▶ **Exercise details**:
Faithfully return all lines, omitting every embedded picture.

(Dataset records)

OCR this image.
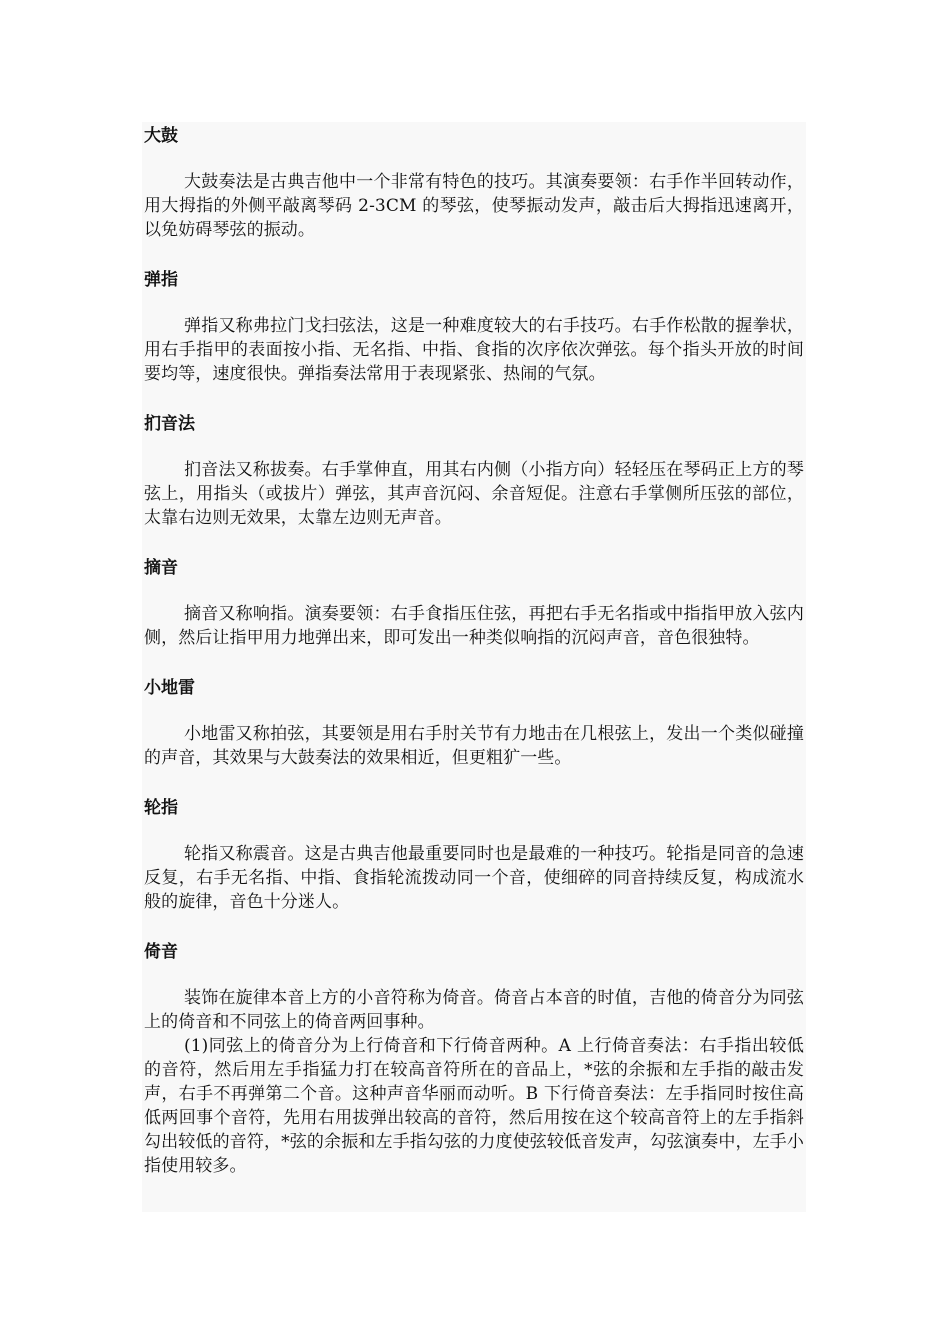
大鼓

大鼓奏法是古典吉他中一个非常有特色的技巧。其演奏要领：右手作半回转动作，用大拇指的外侧平敲离琴码 2-3CM 的琴弦，使琴振动发声，敲击后大拇指迅速离开，以免妨碍琴弦的振动。

弹指

弹指又称弗拉门戈扫弦法，这是一种难度较大的右手技巧。右手作松散的握拳状，用右手指甲的表面按小指、无名指、中指、食指的次序依次弹弦。每个指头开放的时间要均等，速度很快。弹指奏法常用于表现紧张、热闹的气氛。

扪音法

扪音法又称拔奏。右手掌伸直，用其右内侧（小指方向）轻轻压在琴码正上方的琴弦上，用指头（或拔片）弹弦，其声音沉闷、余音短促。注意右手掌侧所压弦的部位，太靠右边则无效果，太靠左边则无声音。

摘音

摘音又称响指。演奏要领：右手食指压住弦，再把右手无名指或中指指甲放入弦内侧，然后让指甲用力地弹出来，即可发出一种类似响指的沉闷声音，音色很独特。

小地雷

小地雷又称拍弦，其要领是用右手肘关节有力地击在几根弦上，发出一个类似碰撞的声音，其效果与大鼓奏法的效果相近，但更粗犷一些。

轮指

轮指又称震音。这是古典吉他最重要同时也是最难的一种技巧。轮指是同音的急速反复，右手无名指、中指、食指轮流拨动同一个音，使细碎的同音持续反复，构成流水般的旋律，音色十分迷人。

倚音

装饰在旋律本音上方的小音符称为倚音。倚音占本音的时值，吉他的倚音分为同弦上的倚音和不同弦上的倚音两回事种。

(1)同弦上的倚音分为上行倚音和下行倚音两种。A 上行倚音奏法：右手指出较低的音符，然后用左手指猛力打在较高音符所在的音品上，*弦的余振和左手指的敲击发声，右手不再弹第二个音。这种声音华丽而动听。B 下行倚音奏法：左手指同时按住高低两回事个音符，先用右用拔弹出较高的音符，然后用按在这个较高音符上的左手指斜勾出较低的音符，*弦的余振和左手指勾弦的力度使弦较低音发声，勾弦演奏中，左手小指使用较多。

▶ **Full response**:
OCR this image.
大鼓

大鼓奏法是古典吉他中一个非常有特色的技巧。其演奏要领：右手作半回转动作，用大拇指的外侧平敲离琴码 2-3CM 的琴弦，使琴振动发声，敲击后大拇指迅速离开，以免妨碍琴弦的振动。

弹指

弹指又称弗拉门戈扫弦法，这是一种难度较大的右手技巧。右手作松散的握拳状，用右手指甲的表面按小指、无名指、中指、食指的次序依次弹弦。每个指头开放的时间要均等，速度很快。弹指奏法常用于表现紧张、热闹的气氛。

扪音法

扪音法又称拔奏。右手掌伸直，用其右内侧（小指方向）轻轻压在琴码正上方的琴弦上，用指头（或拔片）弹弦，其声音沉闷、余音短促。注意右手掌侧所压弦的部位，太靠右边则无效果，太靠左边则无声音。

摘音

摘音又称响指。演奏要领：右手食指压住弦，再把右手无名指或中指指甲放入弦内侧，然后让指甲用力地弹出来，即可发出一种类似响指的沉闷声音，音色很独特。

小地雷

小地雷又称拍弦，其要领是用右手肘关节有力地击在几根弦上，发出一个类似碰撞的声音，其效果与大鼓奏法的效果相近，但更粗犷一些。

轮指

轮指又称震音。这是古典吉他最重要同时也是最难的一种技巧。轮指是同音的急速反复，右手无名指、中指、食指轮流拨动同一个音，使细碎的同音持续反复，构成流水般的旋律，音色十分迷人。

倚音

装饰在旋律本音上方的小音符称为倚音。倚音占本音的时值，吉他的倚音分为同弦上的倚音和不同弦上的倚音两回事种。

(1)同弦上的倚音分为上行倚音和下行倚音两种。A 上行倚音奏法：右手指出较低的音符，然后用左手指猛力打在较高音符所在的音品上，*弦的余振和左手指的敲击发声，右手不再弹第二个音。这种声音华丽而动听。B 下行倚音奏法：左手指同时按住高低两回事个音符，先用右用拔弹出较高的音符，然后用按在这个较高音符上的左手指斜勾出较低的音符，*弦的余振和左手指勾弦的力度使弦较低音发声，勾弦演奏中，左手小指使用较多。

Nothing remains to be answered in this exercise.